### OBJECTIVE
Quote all of the entries word for word.
++++++++++++++++++++
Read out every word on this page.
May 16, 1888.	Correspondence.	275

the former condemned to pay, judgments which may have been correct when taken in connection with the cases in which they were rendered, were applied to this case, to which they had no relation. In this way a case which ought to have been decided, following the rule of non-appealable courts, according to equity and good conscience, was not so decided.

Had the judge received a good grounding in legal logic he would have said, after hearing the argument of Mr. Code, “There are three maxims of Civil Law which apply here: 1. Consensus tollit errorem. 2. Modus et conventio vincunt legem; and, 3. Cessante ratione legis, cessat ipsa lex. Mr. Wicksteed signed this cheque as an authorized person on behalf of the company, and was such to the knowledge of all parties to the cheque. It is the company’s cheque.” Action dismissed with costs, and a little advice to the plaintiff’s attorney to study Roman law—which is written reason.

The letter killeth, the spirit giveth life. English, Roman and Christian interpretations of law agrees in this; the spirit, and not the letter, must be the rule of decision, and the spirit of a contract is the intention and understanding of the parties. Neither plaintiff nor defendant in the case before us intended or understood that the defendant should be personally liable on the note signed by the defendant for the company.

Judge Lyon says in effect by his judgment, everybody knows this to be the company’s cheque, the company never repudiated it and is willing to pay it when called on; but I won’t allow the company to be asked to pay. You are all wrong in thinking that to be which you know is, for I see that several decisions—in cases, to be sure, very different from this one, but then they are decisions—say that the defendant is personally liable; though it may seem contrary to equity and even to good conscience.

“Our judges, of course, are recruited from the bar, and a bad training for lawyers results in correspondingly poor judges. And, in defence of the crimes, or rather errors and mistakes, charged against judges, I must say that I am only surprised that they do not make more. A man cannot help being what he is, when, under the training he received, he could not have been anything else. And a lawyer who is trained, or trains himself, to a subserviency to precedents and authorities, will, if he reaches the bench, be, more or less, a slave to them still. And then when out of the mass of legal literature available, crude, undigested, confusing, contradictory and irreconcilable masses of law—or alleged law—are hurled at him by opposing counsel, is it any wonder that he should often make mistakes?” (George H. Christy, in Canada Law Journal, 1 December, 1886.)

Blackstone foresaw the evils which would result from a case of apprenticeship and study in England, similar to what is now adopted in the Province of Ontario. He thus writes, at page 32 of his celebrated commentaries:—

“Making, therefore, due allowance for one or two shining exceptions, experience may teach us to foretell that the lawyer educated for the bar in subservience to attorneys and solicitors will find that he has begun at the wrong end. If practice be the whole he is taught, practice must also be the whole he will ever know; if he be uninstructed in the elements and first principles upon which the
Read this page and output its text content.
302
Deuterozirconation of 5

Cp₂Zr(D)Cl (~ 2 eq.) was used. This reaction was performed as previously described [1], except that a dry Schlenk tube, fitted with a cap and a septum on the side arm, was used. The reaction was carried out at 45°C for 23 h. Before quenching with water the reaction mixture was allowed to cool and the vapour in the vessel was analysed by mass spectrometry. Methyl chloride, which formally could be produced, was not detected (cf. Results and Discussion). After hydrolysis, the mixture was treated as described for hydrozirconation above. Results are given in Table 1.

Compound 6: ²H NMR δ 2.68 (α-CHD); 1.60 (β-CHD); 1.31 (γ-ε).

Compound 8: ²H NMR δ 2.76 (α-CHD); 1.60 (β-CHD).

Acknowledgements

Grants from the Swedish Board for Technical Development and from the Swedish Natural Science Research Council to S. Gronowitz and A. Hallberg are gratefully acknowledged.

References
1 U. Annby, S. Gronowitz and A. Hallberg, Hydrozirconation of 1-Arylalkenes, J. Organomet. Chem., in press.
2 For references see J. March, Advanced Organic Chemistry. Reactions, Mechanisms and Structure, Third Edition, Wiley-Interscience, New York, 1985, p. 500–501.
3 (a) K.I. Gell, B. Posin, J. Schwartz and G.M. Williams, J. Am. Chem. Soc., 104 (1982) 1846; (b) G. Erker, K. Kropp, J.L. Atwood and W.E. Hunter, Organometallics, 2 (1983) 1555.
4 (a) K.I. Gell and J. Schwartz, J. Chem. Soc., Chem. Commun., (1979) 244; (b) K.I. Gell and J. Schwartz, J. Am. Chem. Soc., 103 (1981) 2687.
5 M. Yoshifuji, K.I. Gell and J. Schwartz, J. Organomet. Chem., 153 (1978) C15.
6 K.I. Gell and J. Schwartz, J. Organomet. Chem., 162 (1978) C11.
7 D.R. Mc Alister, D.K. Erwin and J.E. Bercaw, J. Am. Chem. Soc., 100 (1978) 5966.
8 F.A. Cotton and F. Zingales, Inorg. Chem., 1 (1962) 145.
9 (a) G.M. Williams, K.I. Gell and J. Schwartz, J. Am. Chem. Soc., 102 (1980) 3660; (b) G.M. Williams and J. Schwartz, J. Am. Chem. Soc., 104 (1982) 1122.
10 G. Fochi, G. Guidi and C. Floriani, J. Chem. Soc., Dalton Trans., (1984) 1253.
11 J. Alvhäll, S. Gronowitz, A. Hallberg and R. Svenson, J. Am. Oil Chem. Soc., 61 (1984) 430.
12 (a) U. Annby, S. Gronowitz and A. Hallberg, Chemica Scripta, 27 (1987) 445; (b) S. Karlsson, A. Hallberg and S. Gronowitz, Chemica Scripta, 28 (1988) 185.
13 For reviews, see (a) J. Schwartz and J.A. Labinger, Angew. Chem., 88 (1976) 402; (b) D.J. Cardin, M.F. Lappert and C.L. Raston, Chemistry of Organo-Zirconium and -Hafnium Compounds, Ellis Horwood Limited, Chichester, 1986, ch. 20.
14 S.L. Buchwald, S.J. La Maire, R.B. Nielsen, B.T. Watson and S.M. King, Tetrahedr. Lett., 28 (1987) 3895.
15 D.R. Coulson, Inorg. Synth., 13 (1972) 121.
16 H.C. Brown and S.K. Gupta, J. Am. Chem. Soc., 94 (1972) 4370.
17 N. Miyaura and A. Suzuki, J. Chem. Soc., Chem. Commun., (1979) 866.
++++++++++++++++++++
### REPLY
Read out every word on this page.
May 16, 1888.	Correspondence.	275

the former condemned to pay, judgments which may have been correct when taken in connection with the cases in which they were rendered, were applied to this case, to which they had no relation. In this way a case which ought to have been decided, following the rule of non-appealable courts, according to equity and good conscience, was not so decided.

Had the judge received a good grounding in legal logic he would have said, after hearing the argument of Mr. Code, “There are three maxims of Civil Law which apply here: 1. Consensus tollit errorem. 2. Modus et conventio vincunt legem; and, 3. Cessante ratione legis, cessat ipsa lex. Mr. Wicksteed signed this cheque as an authorized person on behalf of the company, and was such to the knowledge of all parties to the cheque. It is the company’s cheque.” Action dismissed with costs, and a little advice to the plaintiff’s attorney to study Roman law—which is written reason.

The letter killeth, the spirit giveth life. English, Roman and Christian interpretations of law agrees in this; the spirit, and not the letter, must be the rule of decision, and the spirit of a contract is the intention and understanding of the parties. Neither plaintiff nor defendant in the case before us intended or understood that the defendant should be personally liable on the note signed by the defendant for the company.

Judge Lyon says in effect by his judgment, everybody knows this to be the company’s cheque, the company never repudiated it and is willing to pay it when called on; but I won’t allow the company to be asked to pay. You are all wrong in thinking that to be which you know is, for I see that several decisions—in cases, to be sure, very different from this one, but then they are decisions—say that the defendant is personally liable; though it may seem contrary to equity and even to good conscience.

“Our judges, of course, are recruited from the bar, and a bad training for lawyers results in correspondingly poor judges. And, in defence of the crimes, or rather errors and mistakes, charged against judges, I must say that I am only surprised that they do not make more. A man cannot help being what he is, when, under the training he received, he could not have been anything else. And a lawyer who is trained, or trains himself, to a subserviency to precedents and authorities, will, if he reaches the bench, be, more or less, a slave to them still. And then when out of the mass of legal literature available, crude, undigested, confusing, contradictory and irreconcilable masses of law—or alleged law—are hurled at him by opposing counsel, is it any wonder that he should often make mistakes?” (George H. Christy, in Canada Law Journal, 1 December, 1886.)

Blackstone foresaw the evils which would result from a case of apprenticeship and study in England, similar to what is now adopted in the Province of Ontario. He thus writes, at page 32 of his celebrated commentaries:—

“Making, therefore, due allowance for one or two shining exceptions, experience may teach us to foretell that the lawyer educated for the bar in subservience to attorneys and solicitors will find that he has begun at the wrong end. If practice be the whole he is taught, practice must also be the whole he will ever know; if he be uninstructed in the elements and first principles upon which the
Read this page and output its text content.
302
Deuterozirconation of 5

Cp₂Zr(D)Cl (~ 2 eq.) was used. This reaction was performed as previously described [1], except that a dry Schlenk tube, fitted with a cap and a septum on the side arm, was used. The reaction was carried out at 45°C for 23 h. Before quenching with water the reaction mixture was allowed to cool and the vapour in the vessel was analysed by mass spectrometry. Methyl chloride, which formally could be produced, was not detected (cf. Results and Discussion). After hydrolysis, the mixture was treated as described for hydrozirconation above. Results are given in Table 1.

Compound 6: ²H NMR δ 2.68 (α-CHD); 1.60 (β-CHD); 1.31 (γ-ε).

Compound 8: ²H NMR δ 2.76 (α-CHD); 1.60 (β-CHD).

Acknowledgements

Grants from the Swedish Board for Technical Development and from the Swedish Natural Science Research Council to S. Gronowitz and A. Hallberg are gratefully acknowledged.

References
1 U. Annby, S. Gronowitz and A. Hallberg, Hydrozirconation of 1-Arylalkenes, J. Organomet. Chem., in press.
2 For references see J. March, Advanced Organic Chemistry. Reactions, Mechanisms and Structure, Third Edition, Wiley-Interscience, New York, 1985, p. 500–501.
3 (a) K.I. Gell, B. Posin, J. Schwartz and G.M. Williams, J. Am. Chem. Soc., 104 (1982) 1846; (b) G. Erker, K. Kropp, J.L. Atwood and W.E. Hunter, Organometallics, 2 (1983) 1555.
4 (a) K.I. Gell and J. Schwartz, J. Chem. Soc., Chem. Commun., (1979) 244; (b) K.I. Gell and J. Schwartz, J. Am. Chem. Soc., 103 (1981) 2687.
5 M. Yoshifuji, K.I. Gell and J. Schwartz, J. Organomet. Chem., 153 (1978) C15.
6 K.I. Gell and J. Schwartz, J. Organomet. Chem., 162 (1978) C11.
7 D.R. Mc Alister, D.K. Erwin and J.E. Bercaw, J. Am. Chem. Soc., 100 (1978) 5966.
8 F.A. Cotton and F. Zingales, Inorg. Chem., 1 (1962) 145.
9 (a) G.M. Williams, K.I. Gell and J. Schwartz, J. Am. Chem. Soc., 102 (1980) 3660; (b) G.M. Williams and J. Schwartz, J. Am. Chem. Soc., 104 (1982) 1122.
10 G. Fochi, G. Guidi and C. Floriani, J. Chem. Soc., Dalton Trans., (1984) 1253.
11 J. Alvhäll, S. Gronowitz, A. Hallberg and R. Svenson, J. Am. Oil Chem. Soc., 61 (1984) 430.
12 (a) U. Annby, S. Gronowitz and A. Hallberg, Chemica Scripta, 27 (1987) 445; (b) S. Karlsson, A. Hallberg and S. Gronowitz, Chemica Scripta, 28 (1988) 185.
13 For reviews, see (a) J. Schwartz and J.A. Labinger, Angew. Chem., 88 (1976) 402; (b) D.J. Cardin, M.F. Lappert and C.L. Raston, Chemistry of Organo-Zirconium and -Hafnium Compounds, Ellis Horwood Limited, Chichester, 1986, ch. 20.
14 S.L. Buchwald, S.J. La Maire, R.B. Nielsen, B.T. Watson and S.M. King, Tetrahedr. Lett., 28 (1987) 3895.
15 D.R. Coulson, Inorg. Synth., 13 (1972) 121.
16 H.C. Brown and S.K. Gupta, J. Am. Chem. Soc., 94 (1972) 4370.
17 N. Miyaura and A. Suzuki, J. Chem. Soc., Chem. Commun., (1979) 866.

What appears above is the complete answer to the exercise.